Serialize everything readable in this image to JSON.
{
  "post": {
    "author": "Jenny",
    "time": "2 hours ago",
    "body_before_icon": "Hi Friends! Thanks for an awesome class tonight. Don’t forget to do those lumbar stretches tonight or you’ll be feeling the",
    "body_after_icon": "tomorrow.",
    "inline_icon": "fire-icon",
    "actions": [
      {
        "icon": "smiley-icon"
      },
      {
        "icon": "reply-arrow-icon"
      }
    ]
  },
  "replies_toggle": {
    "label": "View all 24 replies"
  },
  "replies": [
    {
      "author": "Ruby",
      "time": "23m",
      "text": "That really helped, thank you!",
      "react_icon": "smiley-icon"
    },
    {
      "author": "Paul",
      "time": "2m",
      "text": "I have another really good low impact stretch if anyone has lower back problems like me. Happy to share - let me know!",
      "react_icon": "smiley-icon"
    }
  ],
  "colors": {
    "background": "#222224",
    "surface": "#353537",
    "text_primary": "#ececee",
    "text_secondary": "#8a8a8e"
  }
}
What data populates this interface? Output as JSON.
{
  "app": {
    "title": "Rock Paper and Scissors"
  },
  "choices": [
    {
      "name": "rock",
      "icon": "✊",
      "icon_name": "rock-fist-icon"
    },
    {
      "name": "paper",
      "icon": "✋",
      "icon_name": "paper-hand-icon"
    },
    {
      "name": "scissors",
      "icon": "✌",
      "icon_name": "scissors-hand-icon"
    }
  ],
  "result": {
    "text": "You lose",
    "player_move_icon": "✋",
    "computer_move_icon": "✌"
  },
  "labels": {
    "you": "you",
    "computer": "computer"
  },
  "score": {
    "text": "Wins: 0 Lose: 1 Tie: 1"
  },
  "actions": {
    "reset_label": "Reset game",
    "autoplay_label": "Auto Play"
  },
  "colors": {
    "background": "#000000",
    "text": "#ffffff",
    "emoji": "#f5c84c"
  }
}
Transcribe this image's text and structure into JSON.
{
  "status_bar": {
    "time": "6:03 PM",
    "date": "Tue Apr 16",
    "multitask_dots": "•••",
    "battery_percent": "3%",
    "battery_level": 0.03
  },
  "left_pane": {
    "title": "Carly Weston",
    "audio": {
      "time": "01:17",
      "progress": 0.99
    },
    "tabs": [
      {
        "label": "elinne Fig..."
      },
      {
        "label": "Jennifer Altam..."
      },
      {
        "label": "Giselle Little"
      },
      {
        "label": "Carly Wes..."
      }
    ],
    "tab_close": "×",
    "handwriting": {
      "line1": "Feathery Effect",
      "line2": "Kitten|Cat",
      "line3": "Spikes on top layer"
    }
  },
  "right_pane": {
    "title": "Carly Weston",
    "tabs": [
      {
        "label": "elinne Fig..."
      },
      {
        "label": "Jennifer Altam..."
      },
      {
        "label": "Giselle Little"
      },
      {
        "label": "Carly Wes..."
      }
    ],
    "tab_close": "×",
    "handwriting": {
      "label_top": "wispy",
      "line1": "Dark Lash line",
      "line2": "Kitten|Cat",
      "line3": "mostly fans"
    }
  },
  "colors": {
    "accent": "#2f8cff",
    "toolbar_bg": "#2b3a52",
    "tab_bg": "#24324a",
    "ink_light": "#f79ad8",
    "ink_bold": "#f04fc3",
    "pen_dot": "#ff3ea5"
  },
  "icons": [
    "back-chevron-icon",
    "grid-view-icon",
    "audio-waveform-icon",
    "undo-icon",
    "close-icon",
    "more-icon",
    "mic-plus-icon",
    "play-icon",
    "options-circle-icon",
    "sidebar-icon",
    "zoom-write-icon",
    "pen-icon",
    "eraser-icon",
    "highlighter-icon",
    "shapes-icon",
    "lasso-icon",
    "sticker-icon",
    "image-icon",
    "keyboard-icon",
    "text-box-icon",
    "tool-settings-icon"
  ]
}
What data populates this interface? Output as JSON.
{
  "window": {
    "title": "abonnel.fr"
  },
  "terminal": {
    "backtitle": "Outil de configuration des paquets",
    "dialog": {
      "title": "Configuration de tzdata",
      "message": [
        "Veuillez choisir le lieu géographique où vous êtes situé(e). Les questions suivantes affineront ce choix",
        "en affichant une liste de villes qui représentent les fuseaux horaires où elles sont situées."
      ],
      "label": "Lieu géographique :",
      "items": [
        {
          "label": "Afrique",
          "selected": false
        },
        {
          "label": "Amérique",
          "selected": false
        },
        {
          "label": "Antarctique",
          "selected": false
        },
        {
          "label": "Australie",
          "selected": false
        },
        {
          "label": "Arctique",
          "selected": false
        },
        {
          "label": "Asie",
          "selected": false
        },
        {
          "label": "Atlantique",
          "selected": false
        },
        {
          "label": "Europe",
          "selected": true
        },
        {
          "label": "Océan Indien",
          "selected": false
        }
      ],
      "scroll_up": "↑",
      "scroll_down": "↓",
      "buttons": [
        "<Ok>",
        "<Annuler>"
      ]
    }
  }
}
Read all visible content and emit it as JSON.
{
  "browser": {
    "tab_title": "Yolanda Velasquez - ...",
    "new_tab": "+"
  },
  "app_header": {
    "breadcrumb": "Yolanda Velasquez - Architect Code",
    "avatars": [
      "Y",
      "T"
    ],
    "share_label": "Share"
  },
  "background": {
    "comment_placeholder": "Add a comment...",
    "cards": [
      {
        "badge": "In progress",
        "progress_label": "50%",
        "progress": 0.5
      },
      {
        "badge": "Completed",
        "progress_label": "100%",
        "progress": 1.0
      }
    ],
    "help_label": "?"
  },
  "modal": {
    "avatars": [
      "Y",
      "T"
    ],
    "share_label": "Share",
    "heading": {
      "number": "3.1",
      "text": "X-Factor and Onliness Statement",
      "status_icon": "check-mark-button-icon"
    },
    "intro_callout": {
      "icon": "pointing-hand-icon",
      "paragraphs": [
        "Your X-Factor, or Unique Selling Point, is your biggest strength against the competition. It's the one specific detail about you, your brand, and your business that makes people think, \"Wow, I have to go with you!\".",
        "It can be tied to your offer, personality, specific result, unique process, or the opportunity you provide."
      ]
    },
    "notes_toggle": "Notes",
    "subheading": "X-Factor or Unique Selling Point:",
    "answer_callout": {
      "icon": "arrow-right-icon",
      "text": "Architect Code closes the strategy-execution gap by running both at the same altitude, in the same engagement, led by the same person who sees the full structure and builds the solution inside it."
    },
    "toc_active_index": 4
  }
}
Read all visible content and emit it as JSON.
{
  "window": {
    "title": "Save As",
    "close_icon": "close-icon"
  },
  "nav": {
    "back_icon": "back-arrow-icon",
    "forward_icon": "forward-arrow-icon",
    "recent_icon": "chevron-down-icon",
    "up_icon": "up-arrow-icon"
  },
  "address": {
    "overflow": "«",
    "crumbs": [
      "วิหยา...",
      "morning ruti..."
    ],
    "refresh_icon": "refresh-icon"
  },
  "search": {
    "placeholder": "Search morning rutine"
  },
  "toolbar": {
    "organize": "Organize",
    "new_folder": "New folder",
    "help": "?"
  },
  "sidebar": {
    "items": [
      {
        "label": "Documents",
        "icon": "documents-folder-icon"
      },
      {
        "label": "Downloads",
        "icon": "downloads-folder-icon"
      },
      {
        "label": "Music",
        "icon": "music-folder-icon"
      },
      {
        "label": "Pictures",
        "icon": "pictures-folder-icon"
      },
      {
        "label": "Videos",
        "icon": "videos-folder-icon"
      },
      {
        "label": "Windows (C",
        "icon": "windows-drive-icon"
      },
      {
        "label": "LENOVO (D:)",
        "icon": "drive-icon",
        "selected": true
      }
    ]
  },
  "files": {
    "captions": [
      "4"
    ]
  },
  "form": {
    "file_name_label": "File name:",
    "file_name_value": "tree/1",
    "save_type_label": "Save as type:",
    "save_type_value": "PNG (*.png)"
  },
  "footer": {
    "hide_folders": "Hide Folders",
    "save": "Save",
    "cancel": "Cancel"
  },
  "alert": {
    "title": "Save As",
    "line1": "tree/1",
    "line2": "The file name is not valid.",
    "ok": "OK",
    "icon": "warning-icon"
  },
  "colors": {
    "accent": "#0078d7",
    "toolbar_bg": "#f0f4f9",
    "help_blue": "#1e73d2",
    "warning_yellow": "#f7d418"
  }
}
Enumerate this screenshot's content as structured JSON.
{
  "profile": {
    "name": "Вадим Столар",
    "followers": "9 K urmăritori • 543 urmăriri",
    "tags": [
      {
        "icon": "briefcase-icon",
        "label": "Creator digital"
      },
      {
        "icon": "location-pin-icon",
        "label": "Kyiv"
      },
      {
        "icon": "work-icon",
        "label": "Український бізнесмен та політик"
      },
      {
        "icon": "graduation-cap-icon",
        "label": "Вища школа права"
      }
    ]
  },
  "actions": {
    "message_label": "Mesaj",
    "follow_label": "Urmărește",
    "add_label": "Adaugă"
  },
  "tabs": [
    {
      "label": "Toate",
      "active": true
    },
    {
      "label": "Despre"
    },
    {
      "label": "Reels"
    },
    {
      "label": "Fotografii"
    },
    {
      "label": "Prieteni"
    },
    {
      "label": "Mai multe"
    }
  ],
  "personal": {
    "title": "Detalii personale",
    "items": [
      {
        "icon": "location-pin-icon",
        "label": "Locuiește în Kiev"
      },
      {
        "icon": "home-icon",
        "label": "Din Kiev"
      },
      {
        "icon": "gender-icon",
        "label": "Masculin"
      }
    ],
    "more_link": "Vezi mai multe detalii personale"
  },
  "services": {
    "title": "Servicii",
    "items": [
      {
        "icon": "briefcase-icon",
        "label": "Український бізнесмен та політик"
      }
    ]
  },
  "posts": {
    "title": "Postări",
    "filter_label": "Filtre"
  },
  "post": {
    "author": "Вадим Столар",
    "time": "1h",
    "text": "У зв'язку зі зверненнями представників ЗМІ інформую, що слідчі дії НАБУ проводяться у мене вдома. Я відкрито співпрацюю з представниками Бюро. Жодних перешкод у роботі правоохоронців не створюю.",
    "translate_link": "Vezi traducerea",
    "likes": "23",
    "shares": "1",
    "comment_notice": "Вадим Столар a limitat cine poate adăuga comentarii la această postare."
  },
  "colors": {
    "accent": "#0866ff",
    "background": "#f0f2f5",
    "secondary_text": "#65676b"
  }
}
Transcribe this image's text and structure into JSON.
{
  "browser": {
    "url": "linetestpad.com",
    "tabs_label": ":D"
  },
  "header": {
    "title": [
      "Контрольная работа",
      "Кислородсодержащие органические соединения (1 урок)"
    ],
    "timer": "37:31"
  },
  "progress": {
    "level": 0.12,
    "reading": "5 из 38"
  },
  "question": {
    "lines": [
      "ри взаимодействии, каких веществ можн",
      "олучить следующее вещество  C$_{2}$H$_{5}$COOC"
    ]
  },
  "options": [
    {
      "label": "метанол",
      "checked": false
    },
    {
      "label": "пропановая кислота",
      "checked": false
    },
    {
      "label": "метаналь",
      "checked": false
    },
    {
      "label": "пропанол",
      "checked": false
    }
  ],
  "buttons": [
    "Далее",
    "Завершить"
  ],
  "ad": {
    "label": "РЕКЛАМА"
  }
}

*Aim*
Look through the entries above; copy every line holding the string "image".

*Task answer*
Serialize everything readable in this image to JSON.
Transcribe this image's text and structure into JSON.
    "image-icon",
Transcribe this image's text and structure into JSON.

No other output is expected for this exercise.